* _Records provided_
## Start

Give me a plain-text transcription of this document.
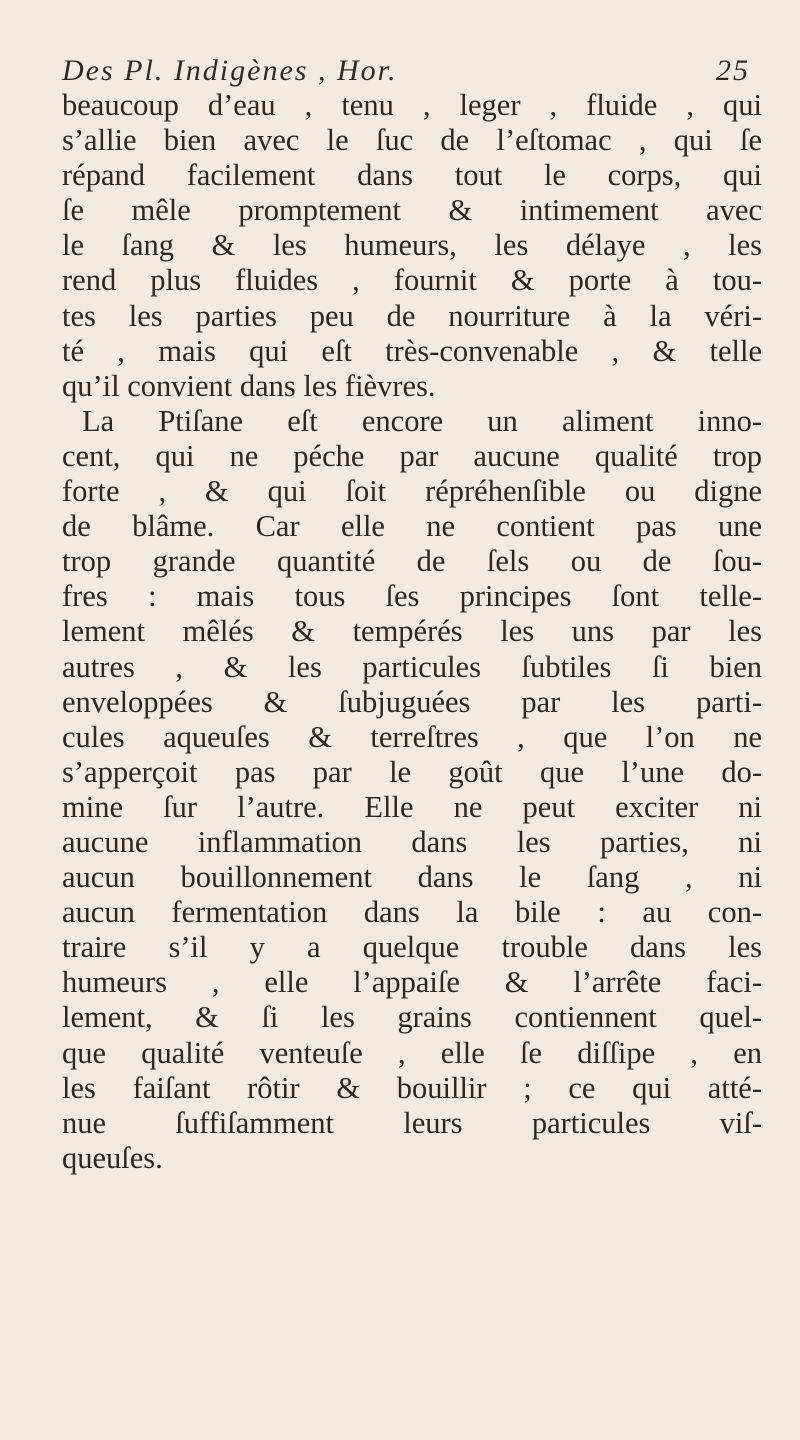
Des Pl. Indigènes , Hor.	25
beaucoup d’eau , tenu , leger , fluide , qui
s’allie bien avec le ſuc de l’eſtomac , qui ſe
répand facilement dans tout le corps, qui
ſe mêle promptement & intimement avec
le ſang & les humeurs, les délaye , les
rend plus fluides , fournit & porte à tou-
tes les parties peu de nourriture à la véri-
té , mais qui eſt très-convenable , & telle
qu’il convient dans les fièvres.
La Ptiſane eſt encore un aliment inno-
cent, qui ne péche par aucune qualité trop
forte , & qui ſoit répréhenſible ou digne
de blâme. Car elle ne contient pas une
trop grande quantité de ſels ou de ſou-
fres : mais tous ſes principes ſont telle-
lement mêlés & tempérés les uns par les
autres , & les particules ſubtiles ſi bien
enveloppées & ſubjuguées par les parti-
cules aqueuſes & terreſtres , que l’on ne
s’apperçoit pas par le goût que l’une do-
mine ſur l’autre. Elle ne peut exciter ni
aucune inflammation dans les parties, ni
aucun bouillonnement dans le ſang , ni
aucun fermentation dans la bile : au con-
traire s’il y a quelque trouble dans les
humeurs , elle l’appaiſe & l’arrête faci-
lement, & ſi les grains contiennent quel-
que qualité venteuſe , elle ſe diſſipe , en
les faiſant rôtir & bouillir ; ce qui atté-
nue ſuffiſamment leurs particules viſ-
queuſes.
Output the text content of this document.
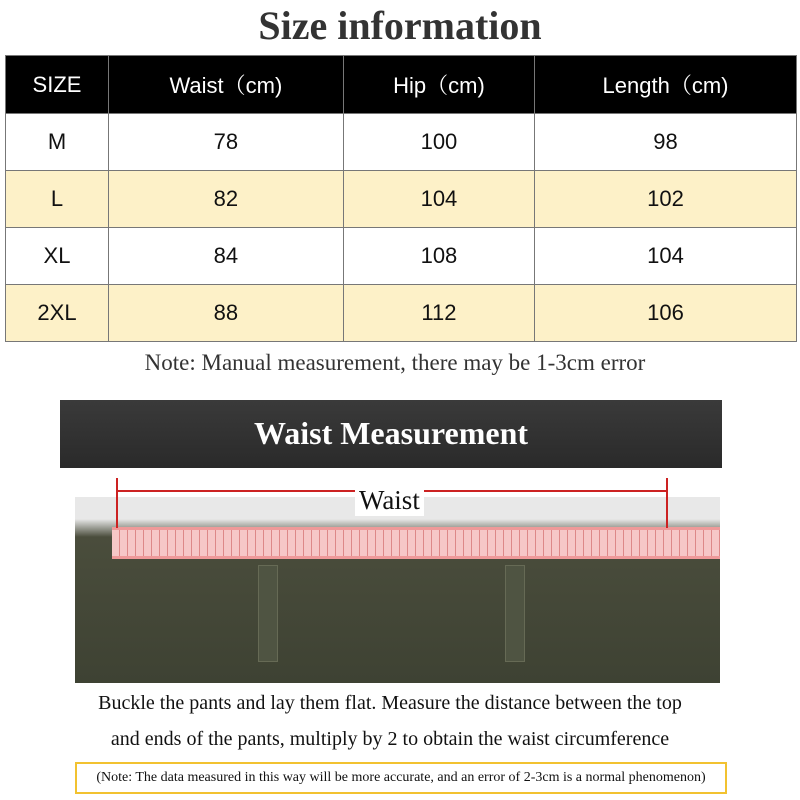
Size information
SIZE	Waist（cm)	Hip（cm)	Length（cm)
M	78	100	98
L	82	104	102
XL	84	108	104
2XL	88	112	106
Note: Manual measurement, there may be 1-3cm error
Waist Measurement
Waist
Buckle the pants and lay them flat. Measure the distance between the top
and ends of the pants, multiply by 2 to obtain the waist circumference
(Note: The data measured in this way will be more accurate, and an error of 2-3cm is a normal phenomenon)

## End

* _What is asked_
Reproduce word for word the lines running from the line with "Output the text content of this document." through the end of the data, both included, and nothing else; leave out the pictures.

* _Response for this exercise_
Output the text content of this document.
Size information
SIZE	Waist（cm)	Hip（cm)	Length（cm)
M	78	100	98
L	82	104	102
XL	84	108	104
2XL	88	112	106
Note: Manual measurement, there may be 1-3cm error
Waist Measurement
Waist
Buckle the pants and lay them flat. Measure the distance between the top
and ends of the pants, multiply by 2 to obtain the waist circumference
(Note: The data measured in this way will be more accurate, and an error of 2-3cm is a normal phenomenon)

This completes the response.